[Task instructions] Write out the whole listing, matching it exactly.

[Input]
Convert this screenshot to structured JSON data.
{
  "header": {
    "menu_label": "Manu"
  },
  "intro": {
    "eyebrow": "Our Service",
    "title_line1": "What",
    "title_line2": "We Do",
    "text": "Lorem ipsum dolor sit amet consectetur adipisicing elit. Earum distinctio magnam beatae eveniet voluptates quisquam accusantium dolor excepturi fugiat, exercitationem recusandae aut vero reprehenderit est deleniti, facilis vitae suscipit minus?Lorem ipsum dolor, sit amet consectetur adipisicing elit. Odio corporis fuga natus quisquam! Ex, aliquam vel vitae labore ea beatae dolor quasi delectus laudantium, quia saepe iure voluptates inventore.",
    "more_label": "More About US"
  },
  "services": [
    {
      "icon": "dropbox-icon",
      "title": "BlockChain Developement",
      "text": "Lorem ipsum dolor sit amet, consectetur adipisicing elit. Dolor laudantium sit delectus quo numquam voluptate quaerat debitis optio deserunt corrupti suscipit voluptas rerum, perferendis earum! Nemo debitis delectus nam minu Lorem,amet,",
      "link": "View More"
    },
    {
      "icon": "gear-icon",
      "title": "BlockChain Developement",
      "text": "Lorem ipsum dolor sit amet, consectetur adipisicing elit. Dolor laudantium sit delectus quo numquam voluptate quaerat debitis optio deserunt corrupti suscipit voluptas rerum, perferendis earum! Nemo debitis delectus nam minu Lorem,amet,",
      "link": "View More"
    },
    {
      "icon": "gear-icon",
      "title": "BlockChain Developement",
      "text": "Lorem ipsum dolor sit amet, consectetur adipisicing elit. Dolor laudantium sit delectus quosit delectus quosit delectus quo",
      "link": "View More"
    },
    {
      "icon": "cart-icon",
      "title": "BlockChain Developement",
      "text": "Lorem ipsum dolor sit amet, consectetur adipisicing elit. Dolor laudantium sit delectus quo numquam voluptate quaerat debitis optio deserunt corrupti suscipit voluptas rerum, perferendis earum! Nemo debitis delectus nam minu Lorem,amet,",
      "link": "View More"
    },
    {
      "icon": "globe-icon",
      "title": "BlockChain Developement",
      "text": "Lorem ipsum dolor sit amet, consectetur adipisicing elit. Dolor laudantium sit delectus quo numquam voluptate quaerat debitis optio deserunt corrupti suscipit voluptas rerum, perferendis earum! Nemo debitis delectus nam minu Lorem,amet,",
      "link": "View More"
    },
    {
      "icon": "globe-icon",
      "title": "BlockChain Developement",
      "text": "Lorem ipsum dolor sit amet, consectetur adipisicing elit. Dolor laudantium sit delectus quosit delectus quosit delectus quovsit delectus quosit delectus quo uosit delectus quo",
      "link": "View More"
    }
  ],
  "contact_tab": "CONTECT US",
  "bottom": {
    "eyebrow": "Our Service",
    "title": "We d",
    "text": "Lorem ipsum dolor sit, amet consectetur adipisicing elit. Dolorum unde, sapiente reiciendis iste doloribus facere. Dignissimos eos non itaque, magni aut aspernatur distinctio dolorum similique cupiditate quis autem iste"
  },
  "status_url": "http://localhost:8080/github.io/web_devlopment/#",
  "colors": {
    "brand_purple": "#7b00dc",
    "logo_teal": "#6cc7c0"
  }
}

[Reply]
Convert this screenshot to structured JSON data.
{
  "header": {
    "menu_label": "Manu"
  },
  "intro": {
    "eyebrow": "Our Service",
    "title_line1": "What",
    "title_line2": "We Do",
    "text": "Lorem ipsum dolor sit amet consectetur adipisicing elit. Earum distinctio magnam beatae eveniet voluptates quisquam accusantium dolor excepturi fugiat, exercitationem recusandae aut vero reprehenderit est deleniti, facilis vitae suscipit minus?Lorem ipsum dolor, sit amet consectetur adipisicing elit. Odio corporis fuga natus quisquam! Ex, aliquam vel vitae labore ea beatae dolor quasi delectus laudantium, quia saepe iure voluptates inventore.",
    "more_label": "More About US"
  },
  "services": [
    {
      "icon": "dropbox-icon",
      "title": "BlockChain Developement",
      "text": "Lorem ipsum dolor sit amet, consectetur adipisicing elit. Dolor laudantium sit delectus quo numquam voluptate quaerat debitis optio deserunt corrupti suscipit voluptas rerum, perferendis earum! Nemo debitis delectus nam minu Lorem,amet,",
      "link": "View More"
    },
    {
      "icon": "gear-icon",
      "title": "BlockChain Developement",
      "text": "Lorem ipsum dolor sit amet, consectetur adipisicing elit. Dolor laudantium sit delectus quo numquam voluptate quaerat debitis optio deserunt corrupti suscipit voluptas rerum, perferendis earum! Nemo debitis delectus nam minu Lorem,amet,",
      "link": "View More"
    },
    {
      "icon": "gear-icon",
      "title": "BlockChain Developement",
      "text": "Lorem ipsum dolor sit amet, consectetur adipisicing elit. Dolor laudantium sit delectus quosit delectus quosit delectus quo",
      "link": "View More"
    },
    {
      "icon": "cart-icon",
      "title": "BlockChain Developement",
      "text": "Lorem ipsum dolor sit amet, consectetur adipisicing elit. Dolor laudantium sit delectus quo numquam voluptate quaerat debitis optio deserunt corrupti suscipit voluptas rerum, perferendis earum! Nemo debitis delectus nam minu Lorem,amet,",
      "link": "View More"
    },
    {
      "icon": "globe-icon",
      "title": "BlockChain Developement",
      "text": "Lorem ipsum dolor sit amet, consectetur adipisicing elit. Dolor laudantium sit delectus quo numquam voluptate quaerat debitis optio deserunt corrupti suscipit voluptas rerum, perferendis earum! Nemo debitis delectus nam minu Lorem,amet,",
      "link": "View More"
    },
    {
      "icon": "globe-icon",
      "title": "BlockChain Developement",
      "text": "Lorem ipsum dolor sit amet, consectetur adipisicing elit. Dolor laudantium sit delectus quosit delectus quosit delectus quovsit delectus quosit delectus quo uosit delectus quo",
      "link": "View More"
    }
  ],
  "contact_tab": "CONTECT US",
  "bottom": {
    "eyebrow": "Our Service",
    "title": "We d",
    "text": "Lorem ipsum dolor sit, amet consectetur adipisicing elit. Dolorum unde, sapiente reiciendis iste doloribus facere. Dignissimos eos non itaque, magni aut aspernatur distinctio dolorum similique cupiditate quis autem iste"
  },
  "status_url": "http://localhost:8080/github.io/web_devlopment/#",
  "colors": {
    "brand_purple": "#7b00dc",
    "logo_teal": "#6cc7c0"
  }
}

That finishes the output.